● **Do this**: The records below should be written out again, exactly.

Data entries:
---*---

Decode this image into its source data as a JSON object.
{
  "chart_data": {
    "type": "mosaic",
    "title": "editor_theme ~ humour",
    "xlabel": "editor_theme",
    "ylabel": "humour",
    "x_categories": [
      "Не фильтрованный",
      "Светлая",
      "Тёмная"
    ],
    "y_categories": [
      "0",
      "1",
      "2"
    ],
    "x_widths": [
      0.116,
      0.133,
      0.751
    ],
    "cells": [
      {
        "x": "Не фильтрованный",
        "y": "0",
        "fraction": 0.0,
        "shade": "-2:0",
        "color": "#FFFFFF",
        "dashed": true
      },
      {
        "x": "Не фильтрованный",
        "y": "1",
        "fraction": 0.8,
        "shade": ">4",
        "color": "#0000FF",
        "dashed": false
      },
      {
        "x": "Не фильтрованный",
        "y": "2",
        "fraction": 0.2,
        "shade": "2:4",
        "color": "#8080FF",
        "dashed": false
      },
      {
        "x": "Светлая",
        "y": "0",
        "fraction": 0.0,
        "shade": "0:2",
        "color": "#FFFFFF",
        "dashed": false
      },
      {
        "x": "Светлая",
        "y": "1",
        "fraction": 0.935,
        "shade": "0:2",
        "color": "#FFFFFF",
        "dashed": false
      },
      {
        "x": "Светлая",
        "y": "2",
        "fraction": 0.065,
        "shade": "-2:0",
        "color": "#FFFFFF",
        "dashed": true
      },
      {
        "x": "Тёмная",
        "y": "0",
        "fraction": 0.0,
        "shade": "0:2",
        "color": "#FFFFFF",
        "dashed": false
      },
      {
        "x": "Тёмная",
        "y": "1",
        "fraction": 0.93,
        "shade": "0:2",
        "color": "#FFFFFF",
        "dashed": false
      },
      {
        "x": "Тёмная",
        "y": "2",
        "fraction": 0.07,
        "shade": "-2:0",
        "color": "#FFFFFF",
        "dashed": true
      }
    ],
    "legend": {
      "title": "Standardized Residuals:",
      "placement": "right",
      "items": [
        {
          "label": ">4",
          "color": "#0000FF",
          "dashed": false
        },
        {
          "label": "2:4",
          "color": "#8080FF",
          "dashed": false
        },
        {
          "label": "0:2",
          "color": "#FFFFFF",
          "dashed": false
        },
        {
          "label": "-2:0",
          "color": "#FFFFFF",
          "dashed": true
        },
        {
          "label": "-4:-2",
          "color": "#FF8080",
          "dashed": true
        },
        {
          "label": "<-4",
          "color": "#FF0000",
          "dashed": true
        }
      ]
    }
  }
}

---*---

● **Reply to the task**:
Decode this image into its source data as a JSON object.
{
  "chart_data": {
    "type": "mosaic",
    "title": "editor_theme ~ humour",
    "xlabel": "editor_theme",
    "ylabel": "humour",
    "x_categories": [
      "Не фильтрованный",
      "Светлая",
      "Тёмная"
    ],
    "y_categories": [
      "0",
      "1",
      "2"
    ],
    "x_widths": [
      0.116,
      0.133,
      0.751
    ],
    "cells": [
      {
        "x": "Не фильтрованный",
        "y": "0",
        "fraction": 0.0,
        "shade": "-2:0",
        "color": "#FFFFFF",
        "dashed": true
      },
      {
        "x": "Не фильтрованный",
        "y": "1",
        "fraction": 0.8,
        "shade": ">4",
        "color": "#0000FF",
        "dashed": false
      },
      {
        "x": "Не фильтрованный",
        "y": "2",
        "fraction": 0.2,
        "shade": "2:4",
        "color": "#8080FF",
        "dashed": false
      },
      {
        "x": "Светлая",
        "y": "0",
        "fraction": 0.0,
        "shade": "0:2",
        "color": "#FFFFFF",
        "dashed": false
      },
      {
        "x": "Светлая",
        "y": "1",
        "fraction": 0.935,
        "shade": "0:2",
        "color": "#FFFFFF",
        "dashed": false
      },
      {
        "x": "Светлая",
        "y": "2",
        "fraction": 0.065,
        "shade": "-2:0",
        "color": "#FFFFFF",
        "dashed": true
      },
      {
        "x": "Тёмная",
        "y": "0",
        "fraction": 0.0,
        "shade": "0:2",
        "color": "#FFFFFF",
        "dashed": false
      },
      {
        "x": "Тёмная",
        "y": "1",
        "fraction": 0.93,
        "shade": "0:2",
        "color": "#FFFFFF",
        "dashed": false
      },
      {
        "x": "Тёмная",
        "y": "2",
        "fraction": 0.07,
        "shade": "-2:0",
        "color": "#FFFFFF",
        "dashed": true
      }
    ],
    "legend": {
      "title": "Standardized Residuals:",
      "placement": "right",
      "items": [
        {
          "label": ">4",
          "color": "#0000FF",
          "dashed": false
        },
        {
          "label": "2:4",
          "color": "#8080FF",
          "dashed": false
        },
        {
          "label": "0:2",
          "color": "#FFFFFF",
          "dashed": false
        },
        {
          "label": "-2:0",
          "color": "#FFFFFF",
          "dashed": true
        },
        {
          "label": "-4:-2",
          "color": "#FF8080",
          "dashed": true
        },
        {
          "label": "<-4",
          "color": "#FF0000",
          "dashed": true
        }
      ]
    }
  }
}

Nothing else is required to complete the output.